**Task objective**
Give only the number of lines in the listing below where the string "label" occurs.

**Items**
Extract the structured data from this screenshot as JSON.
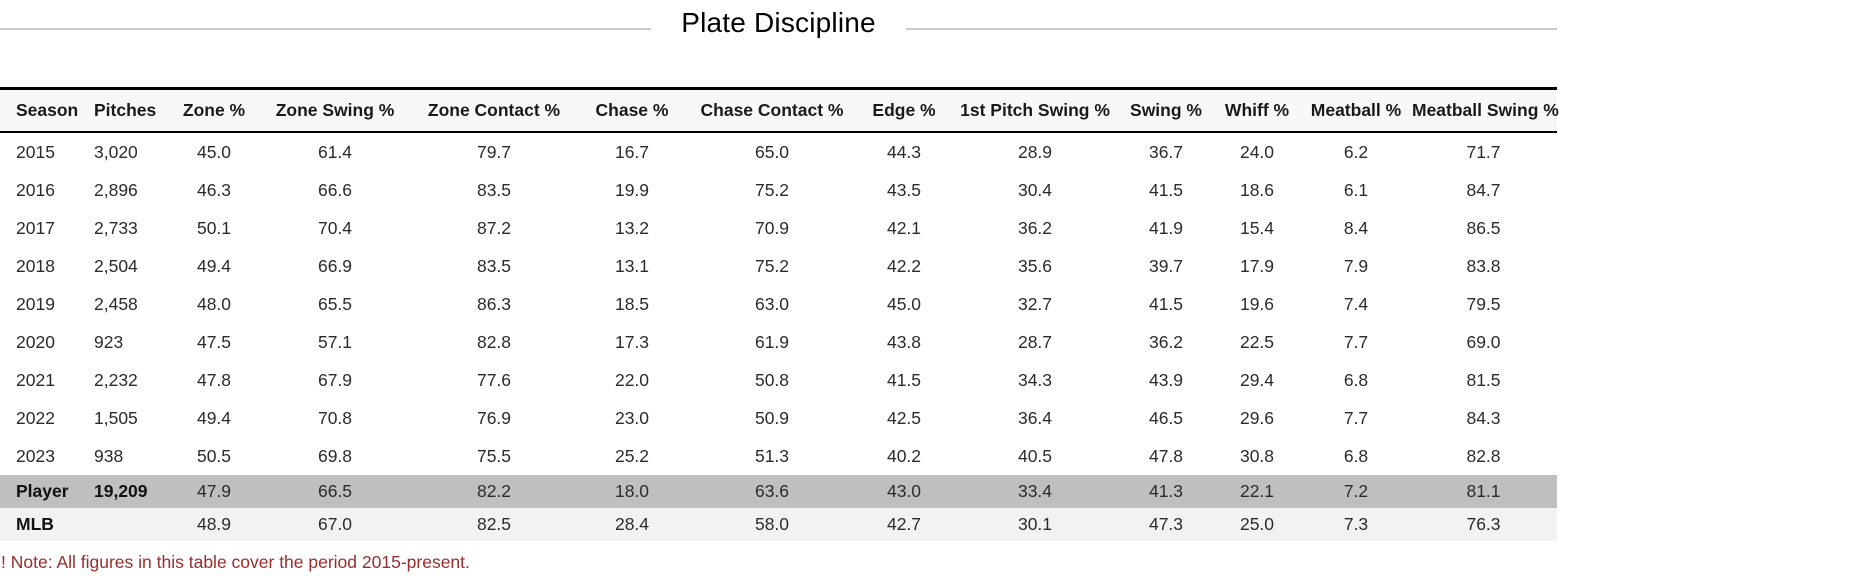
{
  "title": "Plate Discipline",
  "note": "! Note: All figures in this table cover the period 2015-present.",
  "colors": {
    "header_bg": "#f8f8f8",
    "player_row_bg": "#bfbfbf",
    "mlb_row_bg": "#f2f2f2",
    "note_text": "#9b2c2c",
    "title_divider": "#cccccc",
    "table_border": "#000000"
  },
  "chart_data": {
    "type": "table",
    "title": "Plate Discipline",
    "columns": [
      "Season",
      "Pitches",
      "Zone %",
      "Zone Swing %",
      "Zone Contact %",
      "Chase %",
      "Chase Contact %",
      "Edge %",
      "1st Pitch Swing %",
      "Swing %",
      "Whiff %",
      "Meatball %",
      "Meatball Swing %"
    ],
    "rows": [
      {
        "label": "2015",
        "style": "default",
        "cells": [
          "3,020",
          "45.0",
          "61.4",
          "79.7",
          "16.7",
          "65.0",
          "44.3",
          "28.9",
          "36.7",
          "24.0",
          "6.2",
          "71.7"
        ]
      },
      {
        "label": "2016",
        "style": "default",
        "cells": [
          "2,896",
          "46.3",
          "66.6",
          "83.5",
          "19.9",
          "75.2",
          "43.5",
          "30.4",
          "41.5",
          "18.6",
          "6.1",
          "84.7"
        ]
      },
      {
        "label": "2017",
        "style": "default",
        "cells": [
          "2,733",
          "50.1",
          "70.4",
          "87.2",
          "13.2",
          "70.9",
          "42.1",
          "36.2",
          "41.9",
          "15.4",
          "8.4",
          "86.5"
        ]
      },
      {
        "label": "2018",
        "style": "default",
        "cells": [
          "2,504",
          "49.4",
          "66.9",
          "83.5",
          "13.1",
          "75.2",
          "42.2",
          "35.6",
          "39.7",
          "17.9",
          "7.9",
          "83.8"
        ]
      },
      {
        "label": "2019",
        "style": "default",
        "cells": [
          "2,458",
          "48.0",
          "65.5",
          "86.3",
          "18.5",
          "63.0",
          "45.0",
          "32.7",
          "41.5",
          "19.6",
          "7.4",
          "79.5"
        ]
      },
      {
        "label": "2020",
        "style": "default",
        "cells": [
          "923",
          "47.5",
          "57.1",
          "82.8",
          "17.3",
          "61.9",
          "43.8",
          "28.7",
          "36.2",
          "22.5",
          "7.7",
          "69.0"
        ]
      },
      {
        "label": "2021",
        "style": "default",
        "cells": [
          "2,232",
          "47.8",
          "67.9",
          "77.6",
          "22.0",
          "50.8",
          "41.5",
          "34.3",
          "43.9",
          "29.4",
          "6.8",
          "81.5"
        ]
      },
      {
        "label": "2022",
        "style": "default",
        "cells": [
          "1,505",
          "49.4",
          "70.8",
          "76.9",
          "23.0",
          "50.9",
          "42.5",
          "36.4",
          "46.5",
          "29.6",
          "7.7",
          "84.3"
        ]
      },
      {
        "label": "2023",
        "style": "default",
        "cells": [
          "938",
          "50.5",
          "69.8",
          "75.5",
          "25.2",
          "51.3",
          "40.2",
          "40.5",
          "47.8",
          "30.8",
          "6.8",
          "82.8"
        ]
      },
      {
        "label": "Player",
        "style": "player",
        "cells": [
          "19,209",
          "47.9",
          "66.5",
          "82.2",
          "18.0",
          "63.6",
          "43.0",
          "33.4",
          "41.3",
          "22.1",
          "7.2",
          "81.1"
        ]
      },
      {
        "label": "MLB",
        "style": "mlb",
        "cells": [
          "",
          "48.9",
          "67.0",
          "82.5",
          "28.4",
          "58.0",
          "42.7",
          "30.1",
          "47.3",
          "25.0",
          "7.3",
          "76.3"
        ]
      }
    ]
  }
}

**Finished exercise**
11